Transcribe the material verbatim in full; the pictures do not belong in the copy.

+++ Records to use

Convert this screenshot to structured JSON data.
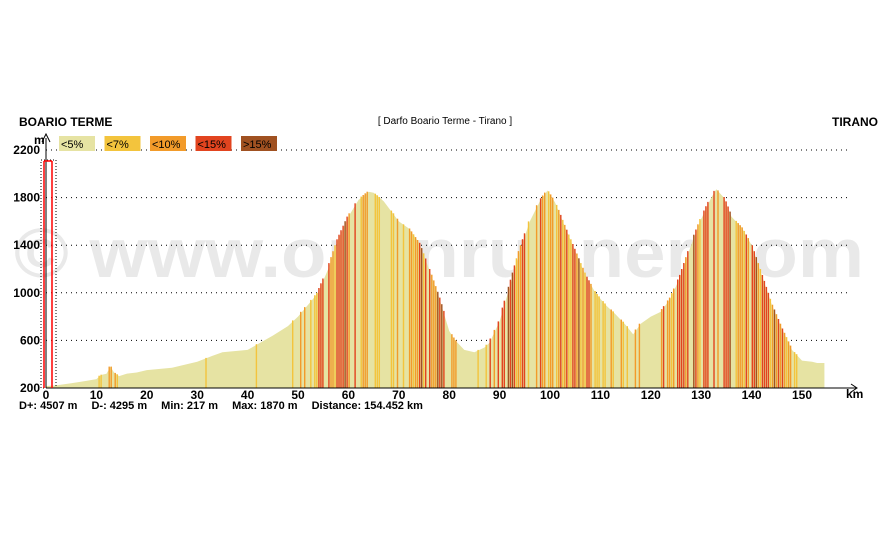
{
  "header": {
    "start": "BOARIO TERME",
    "end": "TIRANO",
    "route": "[ Darfo Boario Terme - Tirano ]"
  },
  "stats": {
    "gain": "D+: 4507 m",
    "loss": "D-: 4295 m",
    "min": "Min: 217 m",
    "max": "Max: 1870 m",
    "distance": "Distance: 154.452 km"
  },
  "watermark": "© www.openrunner.com",
  "colors": {
    "lt5": "#e6e3a3",
    "lt7": "#f3c43d",
    "lt10": "#f29b2a",
    "lt15": "#e2441f",
    "gt15": "#a05121",
    "cursor": "#ff0000"
  },
  "chart_data": {
    "type": "area",
    "xlabel": "km",
    "ylabel": "m",
    "xlim": [
      0,
      154.452
    ],
    "ylim": [
      200,
      2200
    ],
    "yticks": [
      200,
      600,
      1000,
      1400,
      1800,
      2200
    ],
    "xticks": [
      0,
      10,
      20,
      30,
      40,
      50,
      60,
      70,
      80,
      90,
      100,
      110,
      120,
      130,
      140,
      150
    ],
    "grid": "horizontal dotted",
    "legend": {
      "placement": "top-left",
      "entries": [
        {
          "label": "<5%",
          "color": "#e6e3a3"
        },
        {
          "label": "<7%",
          "color": "#f3c43d"
        },
        {
          "label": "<10%",
          "color": "#f29b2a"
        },
        {
          "label": "<15%",
          "color": "#e2441f"
        },
        {
          "label": ">15%",
          "color": "#a05121"
        }
      ]
    },
    "profile": {
      "km": [
        0,
        2,
        5,
        8,
        10,
        11,
        12,
        12.8,
        13.5,
        14.5,
        16,
        18,
        20,
        25,
        30,
        33,
        35,
        40,
        45,
        48,
        50,
        52,
        54,
        56,
        58,
        60,
        62,
        64,
        65,
        67,
        70,
        72,
        74,
        76,
        78,
        80,
        81,
        83,
        85,
        87,
        88,
        90,
        92,
        94,
        96,
        98,
        99.5,
        101,
        103,
        105,
        107,
        109,
        111,
        113,
        115,
        116.5,
        118,
        120,
        122,
        124,
        126,
        128,
        130,
        132,
        133,
        134.5,
        136,
        138,
        140,
        142,
        144,
        146,
        148,
        150,
        152,
        153,
        154.452
      ],
      "elevation": [
        217,
        222,
        240,
        260,
        275,
        310,
        320,
        380,
        330,
        300,
        320,
        330,
        350,
        370,
        420,
        470,
        500,
        520,
        640,
        720,
        800,
        900,
        1000,
        1200,
        1450,
        1640,
        1780,
        1850,
        1840,
        1770,
        1600,
        1540,
        1420,
        1200,
        960,
        680,
        610,
        520,
        500,
        540,
        580,
        760,
        1050,
        1350,
        1600,
        1770,
        1860,
        1760,
        1550,
        1350,
        1150,
        1000,
        900,
        820,
        730,
        650,
        740,
        800,
        840,
        960,
        1150,
        1400,
        1620,
        1800,
        1870,
        1800,
        1640,
        1550,
        1400,
        1150,
        900,
        700,
        520,
        430,
        420,
        410,
        410
      ]
    }
  }
}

++++++

(Solution to this problem)
Convert this screenshot to structured JSON data.
{
  "header": {
    "start": "BOARIO TERME",
    "end": "TIRANO",
    "route": "[ Darfo Boario Terme - Tirano ]"
  },
  "stats": {
    "gain": "D+: 4507 m",
    "loss": "D-: 4295 m",
    "min": "Min: 217 m",
    "max": "Max: 1870 m",
    "distance": "Distance: 154.452 km"
  },
  "watermark": "© www.openrunner.com",
  "colors": {
    "lt5": "#e6e3a3",
    "lt7": "#f3c43d",
    "lt10": "#f29b2a",
    "lt15": "#e2441f",
    "gt15": "#a05121",
    "cursor": "#ff0000"
  },
  "chart_data": {
    "type": "area",
    "xlabel": "km",
    "ylabel": "m",
    "xlim": [
      0,
      154.452
    ],
    "ylim": [
      200,
      2200
    ],
    "yticks": [
      200,
      600,
      1000,
      1400,
      1800,
      2200
    ],
    "xticks": [
      0,
      10,
      20,
      30,
      40,
      50,
      60,
      70,
      80,
      90,
      100,
      110,
      120,
      130,
      140,
      150
    ],
    "grid": "horizontal dotted",
    "legend": {
      "placement": "top-left",
      "entries": [
        {
          "label": "<5%",
          "color": "#e6e3a3"
        },
        {
          "label": "<7%",
          "color": "#f3c43d"
        },
        {
          "label": "<10%",
          "color": "#f29b2a"
        },
        {
          "label": "<15%",
          "color": "#e2441f"
        },
        {
          "label": ">15%",
          "color": "#a05121"
        }
      ]
    },
    "profile": {
      "km": [
        0,
        2,
        5,
        8,
        10,
        11,
        12,
        12.8,
        13.5,
        14.5,
        16,
        18,
        20,
        25,
        30,
        33,
        35,
        40,
        45,
        48,
        50,
        52,
        54,
        56,
        58,
        60,
        62,
        64,
        65,
        67,
        70,
        72,
        74,
        76,
        78,
        80,
        81,
        83,
        85,
        87,
        88,
        90,
        92,
        94,
        96,
        98,
        99.5,
        101,
        103,
        105,
        107,
        109,
        111,
        113,
        115,
        116.5,
        118,
        120,
        122,
        124,
        126,
        128,
        130,
        132,
        133,
        134.5,
        136,
        138,
        140,
        142,
        144,
        146,
        148,
        150,
        152,
        153,
        154.452
      ],
      "elevation": [
        217,
        222,
        240,
        260,
        275,
        310,
        320,
        380,
        330,
        300,
        320,
        330,
        350,
        370,
        420,
        470,
        500,
        520,
        640,
        720,
        800,
        900,
        1000,
        1200,
        1450,
        1640,
        1780,
        1850,
        1840,
        1770,
        1600,
        1540,
        1420,
        1200,
        960,
        680,
        610,
        520,
        500,
        540,
        580,
        760,
        1050,
        1350,
        1600,
        1770,
        1860,
        1760,
        1550,
        1350,
        1150,
        1000,
        900,
        820,
        730,
        650,
        740,
        800,
        840,
        960,
        1150,
        1400,
        1620,
        1800,
        1870,
        1800,
        1640,
        1550,
        1400,
        1150,
        900,
        700,
        520,
        430,
        420,
        410,
        410
      ]
    }
  }
}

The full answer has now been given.